[Data entries]
— Begin —

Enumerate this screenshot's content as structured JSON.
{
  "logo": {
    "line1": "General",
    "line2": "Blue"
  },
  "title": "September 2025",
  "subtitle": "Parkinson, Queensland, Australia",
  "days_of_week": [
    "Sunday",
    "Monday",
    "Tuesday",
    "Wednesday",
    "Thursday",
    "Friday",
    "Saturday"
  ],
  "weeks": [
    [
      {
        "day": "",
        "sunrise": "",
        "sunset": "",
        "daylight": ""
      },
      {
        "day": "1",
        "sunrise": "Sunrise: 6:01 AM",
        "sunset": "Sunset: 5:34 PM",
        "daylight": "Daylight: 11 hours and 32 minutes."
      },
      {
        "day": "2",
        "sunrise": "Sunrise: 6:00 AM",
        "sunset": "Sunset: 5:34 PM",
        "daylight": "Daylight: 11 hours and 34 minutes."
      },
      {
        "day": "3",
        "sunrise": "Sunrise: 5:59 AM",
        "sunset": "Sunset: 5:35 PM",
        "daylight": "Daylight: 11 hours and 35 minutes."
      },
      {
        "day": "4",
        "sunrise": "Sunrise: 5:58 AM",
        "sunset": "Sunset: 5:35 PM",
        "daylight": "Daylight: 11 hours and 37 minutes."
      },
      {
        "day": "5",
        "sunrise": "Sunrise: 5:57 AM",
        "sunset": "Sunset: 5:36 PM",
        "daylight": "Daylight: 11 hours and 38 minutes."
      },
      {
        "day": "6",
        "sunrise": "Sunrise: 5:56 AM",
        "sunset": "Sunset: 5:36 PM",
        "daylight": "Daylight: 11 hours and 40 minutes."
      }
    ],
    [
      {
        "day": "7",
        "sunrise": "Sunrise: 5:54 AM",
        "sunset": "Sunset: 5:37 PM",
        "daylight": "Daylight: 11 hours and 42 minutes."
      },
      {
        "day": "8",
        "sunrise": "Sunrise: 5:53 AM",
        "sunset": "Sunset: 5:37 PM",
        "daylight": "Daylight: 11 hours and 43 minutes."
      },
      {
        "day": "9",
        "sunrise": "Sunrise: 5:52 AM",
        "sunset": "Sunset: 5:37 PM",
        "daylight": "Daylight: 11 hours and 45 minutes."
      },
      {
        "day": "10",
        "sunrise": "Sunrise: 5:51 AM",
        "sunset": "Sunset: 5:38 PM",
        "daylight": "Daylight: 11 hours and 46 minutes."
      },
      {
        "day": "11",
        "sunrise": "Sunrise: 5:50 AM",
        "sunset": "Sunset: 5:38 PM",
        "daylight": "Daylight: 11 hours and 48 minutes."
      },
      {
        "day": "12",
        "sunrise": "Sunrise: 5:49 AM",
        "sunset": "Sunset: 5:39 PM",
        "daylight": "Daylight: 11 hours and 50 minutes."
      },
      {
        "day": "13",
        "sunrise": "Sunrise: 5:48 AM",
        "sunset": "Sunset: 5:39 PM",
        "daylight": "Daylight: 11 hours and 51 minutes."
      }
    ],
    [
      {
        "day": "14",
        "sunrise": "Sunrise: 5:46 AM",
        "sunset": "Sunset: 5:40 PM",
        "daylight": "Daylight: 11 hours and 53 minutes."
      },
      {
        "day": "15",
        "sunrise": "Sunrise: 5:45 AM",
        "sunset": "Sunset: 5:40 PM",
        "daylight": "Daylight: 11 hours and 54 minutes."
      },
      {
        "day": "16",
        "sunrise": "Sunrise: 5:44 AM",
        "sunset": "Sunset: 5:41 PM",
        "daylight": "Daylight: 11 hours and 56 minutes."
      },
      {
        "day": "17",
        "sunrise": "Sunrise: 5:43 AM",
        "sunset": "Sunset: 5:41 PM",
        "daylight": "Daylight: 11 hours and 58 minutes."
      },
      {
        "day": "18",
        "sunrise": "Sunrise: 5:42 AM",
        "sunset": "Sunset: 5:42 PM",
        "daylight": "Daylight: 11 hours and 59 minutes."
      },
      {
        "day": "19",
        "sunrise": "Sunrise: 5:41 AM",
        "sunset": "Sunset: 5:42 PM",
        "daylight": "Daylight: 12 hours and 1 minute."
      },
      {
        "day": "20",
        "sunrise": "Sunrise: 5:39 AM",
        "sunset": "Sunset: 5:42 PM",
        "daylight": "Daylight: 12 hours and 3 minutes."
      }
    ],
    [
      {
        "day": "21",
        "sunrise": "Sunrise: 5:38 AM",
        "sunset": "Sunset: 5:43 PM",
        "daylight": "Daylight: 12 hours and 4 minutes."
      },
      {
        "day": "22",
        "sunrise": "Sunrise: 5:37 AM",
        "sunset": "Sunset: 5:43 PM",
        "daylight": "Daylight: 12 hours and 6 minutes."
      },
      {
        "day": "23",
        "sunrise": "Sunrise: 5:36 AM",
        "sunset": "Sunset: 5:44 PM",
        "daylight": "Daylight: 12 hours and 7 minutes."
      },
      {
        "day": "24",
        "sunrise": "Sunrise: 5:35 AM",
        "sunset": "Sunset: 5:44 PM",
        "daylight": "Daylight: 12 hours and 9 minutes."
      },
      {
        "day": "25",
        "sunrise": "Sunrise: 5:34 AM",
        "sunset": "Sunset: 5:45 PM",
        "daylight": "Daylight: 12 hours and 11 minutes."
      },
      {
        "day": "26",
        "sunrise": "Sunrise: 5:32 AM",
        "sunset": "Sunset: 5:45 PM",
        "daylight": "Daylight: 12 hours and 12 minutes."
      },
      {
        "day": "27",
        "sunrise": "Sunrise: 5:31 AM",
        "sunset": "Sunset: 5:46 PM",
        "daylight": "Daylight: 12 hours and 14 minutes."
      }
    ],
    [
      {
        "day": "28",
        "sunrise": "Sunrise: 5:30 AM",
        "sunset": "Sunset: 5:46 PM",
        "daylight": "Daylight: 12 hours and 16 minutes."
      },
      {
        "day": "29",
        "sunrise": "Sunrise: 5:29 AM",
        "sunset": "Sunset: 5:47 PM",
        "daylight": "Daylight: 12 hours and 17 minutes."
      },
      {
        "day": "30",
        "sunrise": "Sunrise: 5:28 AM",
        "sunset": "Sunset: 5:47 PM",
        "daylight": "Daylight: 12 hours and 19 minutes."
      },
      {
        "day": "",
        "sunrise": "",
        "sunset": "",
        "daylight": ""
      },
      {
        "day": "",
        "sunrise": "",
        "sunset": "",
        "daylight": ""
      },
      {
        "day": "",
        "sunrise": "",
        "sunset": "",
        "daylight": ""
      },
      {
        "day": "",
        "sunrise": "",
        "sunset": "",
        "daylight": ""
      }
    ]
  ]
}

— End —

Written task = Repeat every entry exactly, please.

Response to this task =
Enumerate this screenshot's content as structured JSON.
{
  "logo": {
    "line1": "General",
    "line2": "Blue"
  },
  "title": "September 2025",
  "subtitle": "Parkinson, Queensland, Australia",
  "days_of_week": [
    "Sunday",
    "Monday",
    "Tuesday",
    "Wednesday",
    "Thursday",
    "Friday",
    "Saturday"
  ],
  "weeks": [
    [
      {
        "day": "",
        "sunrise": "",
        "sunset": "",
        "daylight": ""
      },
      {
        "day": "1",
        "sunrise": "Sunrise: 6:01 AM",
        "sunset": "Sunset: 5:34 PM",
        "daylight": "Daylight: 11 hours and 32 minutes."
      },
      {
        "day": "2",
        "sunrise": "Sunrise: 6:00 AM",
        "sunset": "Sunset: 5:34 PM",
        "daylight": "Daylight: 11 hours and 34 minutes."
      },
      {
        "day": "3",
        "sunrise": "Sunrise: 5:59 AM",
        "sunset": "Sunset: 5:35 PM",
        "daylight": "Daylight: 11 hours and 35 minutes."
      },
      {
        "day": "4",
        "sunrise": "Sunrise: 5:58 AM",
        "sunset": "Sunset: 5:35 PM",
        "daylight": "Daylight: 11 hours and 37 minutes."
      },
      {
        "day": "5",
        "sunrise": "Sunrise: 5:57 AM",
        "sunset": "Sunset: 5:36 PM",
        "daylight": "Daylight: 11 hours and 38 minutes."
      },
      {
        "day": "6",
        "sunrise": "Sunrise: 5:56 AM",
        "sunset": "Sunset: 5:36 PM",
        "daylight": "Daylight: 11 hours and 40 minutes."
      }
    ],
    [
      {
        "day": "7",
        "sunrise": "Sunrise: 5:54 AM",
        "sunset": "Sunset: 5:37 PM",
        "daylight": "Daylight: 11 hours and 42 minutes."
      },
      {
        "day": "8",
        "sunrise": "Sunrise: 5:53 AM",
        "sunset": "Sunset: 5:37 PM",
        "daylight": "Daylight: 11 hours and 43 minutes."
      },
      {
        "day": "9",
        "sunrise": "Sunrise: 5:52 AM",
        "sunset": "Sunset: 5:37 PM",
        "daylight": "Daylight: 11 hours and 45 minutes."
      },
      {
        "day": "10",
        "sunrise": "Sunrise: 5:51 AM",
        "sunset": "Sunset: 5:38 PM",
        "daylight": "Daylight: 11 hours and 46 minutes."
      },
      {
        "day": "11",
        "sunrise": "Sunrise: 5:50 AM",
        "sunset": "Sunset: 5:38 PM",
        "daylight": "Daylight: 11 hours and 48 minutes."
      },
      {
        "day": "12",
        "sunrise": "Sunrise: 5:49 AM",
        "sunset": "Sunset: 5:39 PM",
        "daylight": "Daylight: 11 hours and 50 minutes."
      },
      {
        "day": "13",
        "sunrise": "Sunrise: 5:48 AM",
        "sunset": "Sunset: 5:39 PM",
        "daylight": "Daylight: 11 hours and 51 minutes."
      }
    ],
    [
      {
        "day": "14",
        "sunrise": "Sunrise: 5:46 AM",
        "sunset": "Sunset: 5:40 PM",
        "daylight": "Daylight: 11 hours and 53 minutes."
      },
      {
        "day": "15",
        "sunrise": "Sunrise: 5:45 AM",
        "sunset": "Sunset: 5:40 PM",
        "daylight": "Daylight: 11 hours and 54 minutes."
      },
      {
        "day": "16",
        "sunrise": "Sunrise: 5:44 AM",
        "sunset": "Sunset: 5:41 PM",
        "daylight": "Daylight: 11 hours and 56 minutes."
      },
      {
        "day": "17",
        "sunrise": "Sunrise: 5:43 AM",
        "sunset": "Sunset: 5:41 PM",
        "daylight": "Daylight: 11 hours and 58 minutes."
      },
      {
        "day": "18",
        "sunrise": "Sunrise: 5:42 AM",
        "sunset": "Sunset: 5:42 PM",
        "daylight": "Daylight: 11 hours and 59 minutes."
      },
      {
        "day": "19",
        "sunrise": "Sunrise: 5:41 AM",
        "sunset": "Sunset: 5:42 PM",
        "daylight": "Daylight: 12 hours and 1 minute."
      },
      {
        "day": "20",
        "sunrise": "Sunrise: 5:39 AM",
        "sunset": "Sunset: 5:42 PM",
        "daylight": "Daylight: 12 hours and 3 minutes."
      }
    ],
    [
      {
        "day": "21",
        "sunrise": "Sunrise: 5:38 AM",
        "sunset": "Sunset: 5:43 PM",
        "daylight": "Daylight: 12 hours and 4 minutes."
      },
      {
        "day": "22",
        "sunrise": "Sunrise: 5:37 AM",
        "sunset": "Sunset: 5:43 PM",
        "daylight": "Daylight: 12 hours and 6 minutes."
      },
      {
        "day": "23",
        "sunrise": "Sunrise: 5:36 AM",
        "sunset": "Sunset: 5:44 PM",
        "daylight": "Daylight: 12 hours and 7 minutes."
      },
      {
        "day": "24",
        "sunrise": "Sunrise: 5:35 AM",
        "sunset": "Sunset: 5:44 PM",
        "daylight": "Daylight: 12 hours and 9 minutes."
      },
      {
        "day": "25",
        "sunrise": "Sunrise: 5:34 AM",
        "sunset": "Sunset: 5:45 PM",
        "daylight": "Daylight: 12 hours and 11 minutes."
      },
      {
        "day": "26",
        "sunrise": "Sunrise: 5:32 AM",
        "sunset": "Sunset: 5:45 PM",
        "daylight": "Daylight: 12 hours and 12 minutes."
      },
      {
        "day": "27",
        "sunrise": "Sunrise: 5:31 AM",
        "sunset": "Sunset: 5:46 PM",
        "daylight": "Daylight: 12 hours and 14 minutes."
      }
    ],
    [
      {
        "day": "28",
        "sunrise": "Sunrise: 5:30 AM",
        "sunset": "Sunset: 5:46 PM",
        "daylight": "Daylight: 12 hours and 16 minutes."
      },
      {
        "day": "29",
        "sunrise": "Sunrise: 5:29 AM",
        "sunset": "Sunset: 5:47 PM",
        "daylight": "Daylight: 12 hours and 17 minutes."
      },
      {
        "day": "30",
        "sunrise": "Sunrise: 5:28 AM",
        "sunset": "Sunset: 5:47 PM",
        "daylight": "Daylight: 12 hours and 19 minutes."
      },
      {
        "day": "",
        "sunrise": "",
        "sunset": "",
        "daylight": ""
      },
      {
        "day": "",
        "sunrise": "",
        "sunset": "",
        "daylight": ""
      },
      {
        "day": "",
        "sunrise": "",
        "sunset": "",
        "daylight": ""
      },
      {
        "day": "",
        "sunrise": "",
        "sunset": "",
        "daylight": ""
      }
    ]
  ]
}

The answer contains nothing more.